start
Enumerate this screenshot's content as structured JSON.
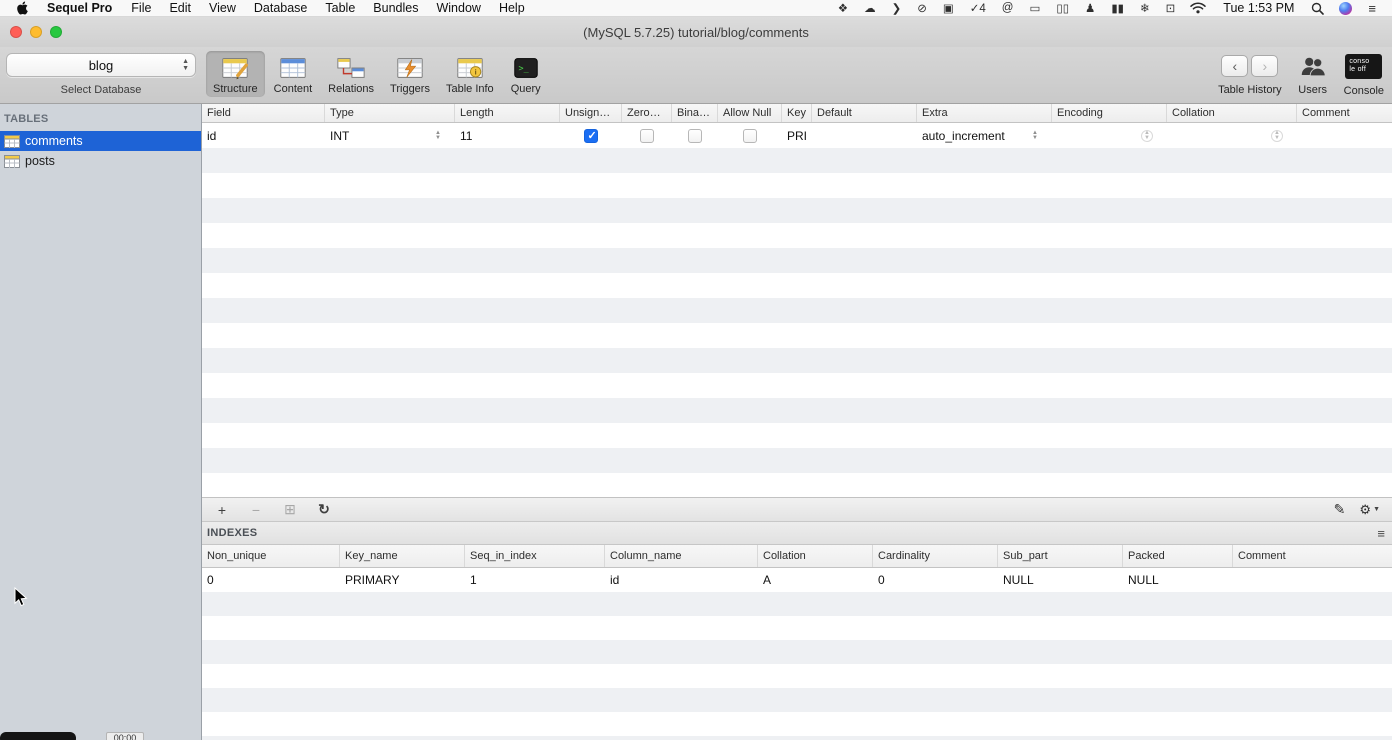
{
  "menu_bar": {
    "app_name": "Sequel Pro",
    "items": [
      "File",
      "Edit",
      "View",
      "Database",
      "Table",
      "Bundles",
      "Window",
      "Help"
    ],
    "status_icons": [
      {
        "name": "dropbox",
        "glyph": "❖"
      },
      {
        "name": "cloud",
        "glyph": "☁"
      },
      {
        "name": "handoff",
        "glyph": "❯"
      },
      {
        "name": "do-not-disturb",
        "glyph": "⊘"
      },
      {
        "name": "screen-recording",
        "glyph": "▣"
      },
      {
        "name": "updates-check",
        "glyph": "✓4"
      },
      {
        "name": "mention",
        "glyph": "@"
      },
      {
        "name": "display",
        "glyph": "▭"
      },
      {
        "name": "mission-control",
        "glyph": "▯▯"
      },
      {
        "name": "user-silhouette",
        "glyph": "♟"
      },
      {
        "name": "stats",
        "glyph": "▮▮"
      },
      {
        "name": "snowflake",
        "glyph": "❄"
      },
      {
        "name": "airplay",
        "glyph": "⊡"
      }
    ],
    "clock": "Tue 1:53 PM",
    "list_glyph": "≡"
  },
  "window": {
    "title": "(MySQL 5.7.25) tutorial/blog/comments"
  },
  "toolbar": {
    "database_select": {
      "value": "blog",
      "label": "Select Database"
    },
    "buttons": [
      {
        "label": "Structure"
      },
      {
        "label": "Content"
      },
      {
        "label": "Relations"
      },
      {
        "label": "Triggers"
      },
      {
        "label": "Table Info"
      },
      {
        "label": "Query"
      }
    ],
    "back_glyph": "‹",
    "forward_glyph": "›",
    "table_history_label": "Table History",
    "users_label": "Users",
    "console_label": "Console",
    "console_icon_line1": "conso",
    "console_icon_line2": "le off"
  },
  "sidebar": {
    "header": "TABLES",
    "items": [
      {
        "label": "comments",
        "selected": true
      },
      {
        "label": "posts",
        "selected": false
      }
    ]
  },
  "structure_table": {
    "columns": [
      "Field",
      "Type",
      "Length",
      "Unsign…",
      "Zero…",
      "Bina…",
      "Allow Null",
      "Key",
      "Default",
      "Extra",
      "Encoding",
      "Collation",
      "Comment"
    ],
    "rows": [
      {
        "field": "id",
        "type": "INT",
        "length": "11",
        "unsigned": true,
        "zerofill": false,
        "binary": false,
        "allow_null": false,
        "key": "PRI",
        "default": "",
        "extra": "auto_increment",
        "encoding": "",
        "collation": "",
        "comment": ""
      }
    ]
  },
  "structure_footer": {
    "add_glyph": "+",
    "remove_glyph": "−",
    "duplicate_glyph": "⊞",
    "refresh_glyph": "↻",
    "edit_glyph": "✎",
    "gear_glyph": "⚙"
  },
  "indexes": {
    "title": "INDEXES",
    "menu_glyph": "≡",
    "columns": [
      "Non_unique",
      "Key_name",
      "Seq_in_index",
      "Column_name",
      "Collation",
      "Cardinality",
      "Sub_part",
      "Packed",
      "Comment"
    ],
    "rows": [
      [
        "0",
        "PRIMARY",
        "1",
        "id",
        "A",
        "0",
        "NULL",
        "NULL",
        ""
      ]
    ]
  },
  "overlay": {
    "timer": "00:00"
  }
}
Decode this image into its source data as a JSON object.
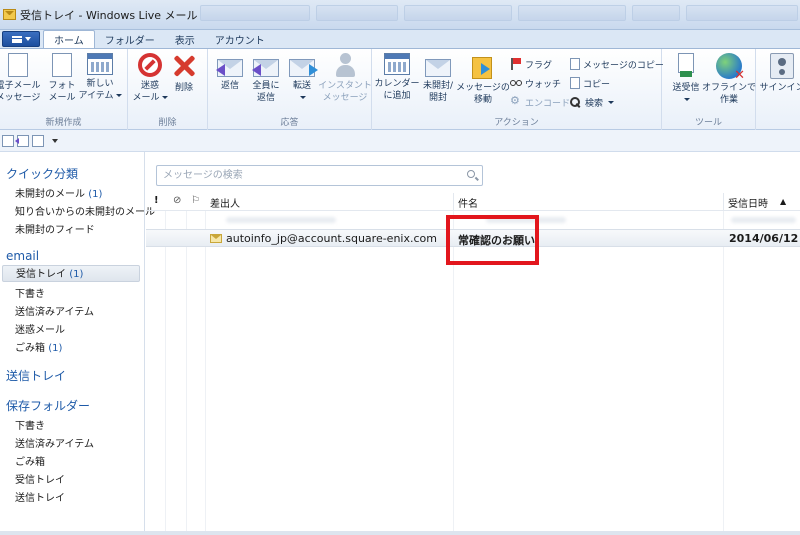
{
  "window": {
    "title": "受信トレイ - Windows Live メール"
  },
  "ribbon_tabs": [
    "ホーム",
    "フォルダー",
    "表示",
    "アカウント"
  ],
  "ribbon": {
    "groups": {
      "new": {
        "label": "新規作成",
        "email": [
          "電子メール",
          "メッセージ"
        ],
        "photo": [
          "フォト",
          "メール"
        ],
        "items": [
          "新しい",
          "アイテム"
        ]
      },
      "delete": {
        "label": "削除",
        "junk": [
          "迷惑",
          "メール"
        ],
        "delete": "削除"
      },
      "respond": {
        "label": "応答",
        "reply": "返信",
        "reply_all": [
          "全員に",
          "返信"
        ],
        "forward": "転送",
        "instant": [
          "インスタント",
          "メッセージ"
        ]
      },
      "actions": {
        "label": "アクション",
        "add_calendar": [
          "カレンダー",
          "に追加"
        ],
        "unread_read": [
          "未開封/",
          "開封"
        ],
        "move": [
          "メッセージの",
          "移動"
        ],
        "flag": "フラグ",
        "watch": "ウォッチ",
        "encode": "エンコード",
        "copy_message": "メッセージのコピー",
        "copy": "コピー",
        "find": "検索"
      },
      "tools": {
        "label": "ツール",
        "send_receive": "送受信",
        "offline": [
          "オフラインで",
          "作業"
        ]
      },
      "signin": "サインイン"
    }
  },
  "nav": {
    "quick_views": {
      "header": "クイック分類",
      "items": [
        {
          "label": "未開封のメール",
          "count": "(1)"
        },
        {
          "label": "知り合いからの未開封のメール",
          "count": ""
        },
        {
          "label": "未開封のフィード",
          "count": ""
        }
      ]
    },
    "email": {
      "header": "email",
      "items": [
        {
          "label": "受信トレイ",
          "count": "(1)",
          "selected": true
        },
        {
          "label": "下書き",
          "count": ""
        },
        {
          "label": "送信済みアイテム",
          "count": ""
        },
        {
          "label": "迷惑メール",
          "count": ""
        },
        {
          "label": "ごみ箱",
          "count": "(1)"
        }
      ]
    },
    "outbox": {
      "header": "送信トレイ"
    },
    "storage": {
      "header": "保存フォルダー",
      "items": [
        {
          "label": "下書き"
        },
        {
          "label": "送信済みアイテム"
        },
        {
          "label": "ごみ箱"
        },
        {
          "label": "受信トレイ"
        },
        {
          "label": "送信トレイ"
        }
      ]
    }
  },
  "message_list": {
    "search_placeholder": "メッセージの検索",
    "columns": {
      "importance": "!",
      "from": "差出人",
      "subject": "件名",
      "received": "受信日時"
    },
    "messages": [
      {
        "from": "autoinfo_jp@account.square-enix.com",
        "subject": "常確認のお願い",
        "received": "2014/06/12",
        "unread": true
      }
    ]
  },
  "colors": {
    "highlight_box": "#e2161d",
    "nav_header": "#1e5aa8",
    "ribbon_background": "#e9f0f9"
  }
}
end
* **Your instructions**:
Work out how many lines of the listing above include "this". Answer with the number and nothing more.

* **Answer to the task**:
2